_WHAT YOU SHOULD DO_: Transcribe each of the records below exactly, excluding all pictures.

───── INFORMATION GIVEN

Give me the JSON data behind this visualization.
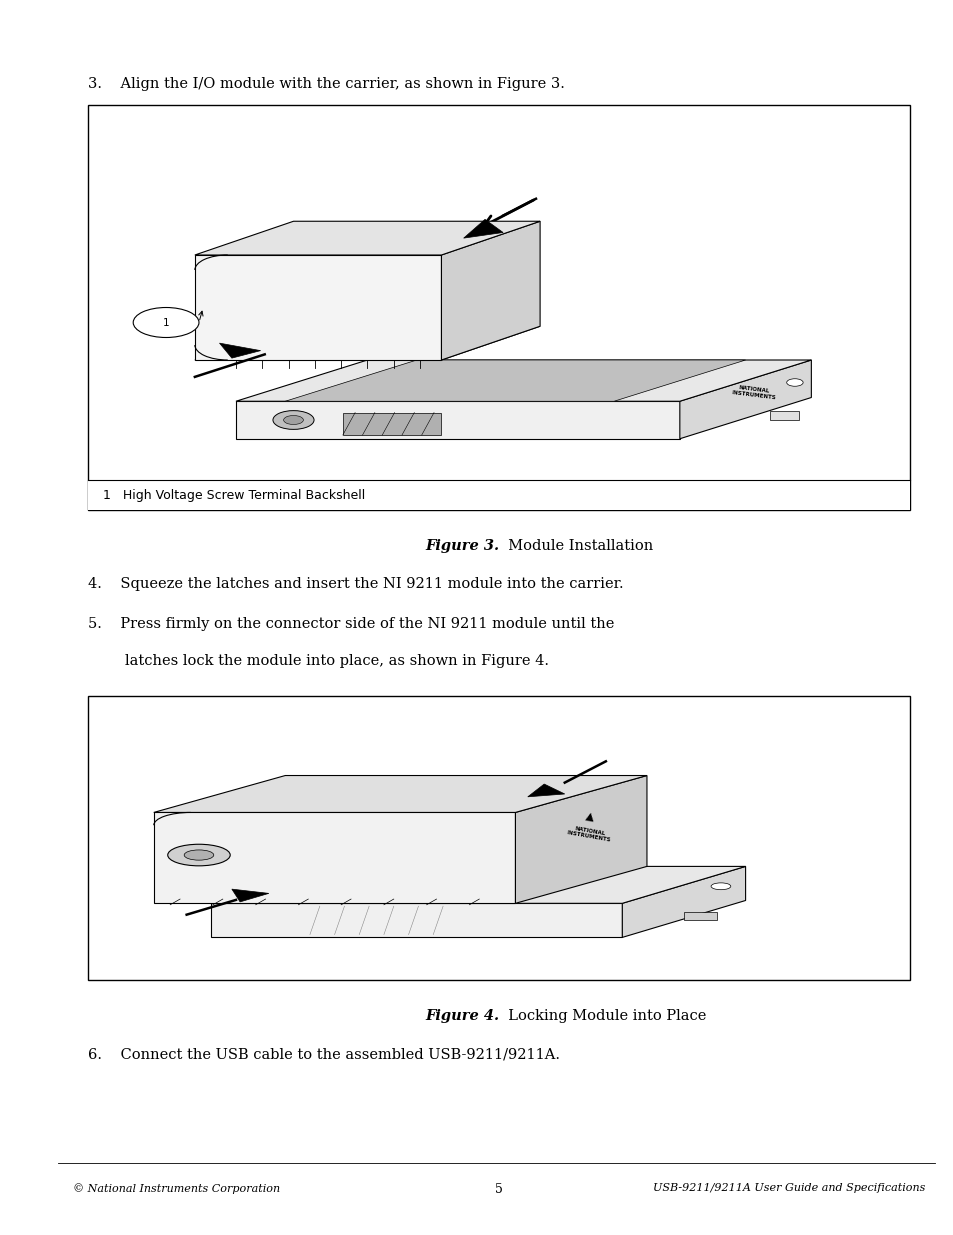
{
  "bg_color": "#ffffff",
  "page_width": 9.54,
  "page_height": 12.35,
  "dpi": 100,
  "text_color": "#000000",
  "body_font_size": 10.5,
  "body_font": "DejaVu Serif",
  "step3_text": "3.    Align the I/O module with the carrier, as shown in Figure 3.",
  "step4_text": "4.    Squeeze the latches and insert the NI 9211 module into the carrier.",
  "step5_text_line1": "5.    Press firmly on the connector side of the NI 9211 module until the",
  "step5_text_line2": "        latches lock the module into place, as shown in Figure 4.",
  "step6_text": "6.    Connect the USB cable to the assembled USB-9211/9211A.",
  "fig3_label": "Figure 3.",
  "fig3_title": "  Module Installation",
  "fig4_label": "Figure 4.",
  "fig4_title": "  Locking Module into Place",
  "fig3_legend_num": "1",
  "fig3_legend_text": "   High Voltage Screw Terminal Backshell",
  "footer_left": "© National Instruments Corporation",
  "footer_center": "5",
  "footer_right": "USB-9211/9211A User Guide and Specifications"
}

──────────

_PROBLEM SOLUTION_:
Give me the JSON data behind this visualization.
{
  "bg_color": "#ffffff",
  "page_width": 9.54,
  "page_height": 12.35,
  "dpi": 100,
  "text_color": "#000000",
  "body_font_size": 10.5,
  "body_font": "DejaVu Serif",
  "step3_text": "3.    Align the I/O module with the carrier, as shown in Figure 3.",
  "step4_text": "4.    Squeeze the latches and insert the NI 9211 module into the carrier.",
  "step5_text_line1": "5.    Press firmly on the connector side of the NI 9211 module until the",
  "step5_text_line2": "        latches lock the module into place, as shown in Figure 4.",
  "step6_text": "6.    Connect the USB cable to the assembled USB-9211/9211A.",
  "fig3_label": "Figure 3.",
  "fig3_title": "  Module Installation",
  "fig4_label": "Figure 4.",
  "fig4_title": "  Locking Module into Place",
  "fig3_legend_num": "1",
  "fig3_legend_text": "   High Voltage Screw Terminal Backshell",
  "footer_left": "© National Instruments Corporation",
  "footer_center": "5",
  "footer_right": "USB-9211/9211A User Guide and Specifications"
}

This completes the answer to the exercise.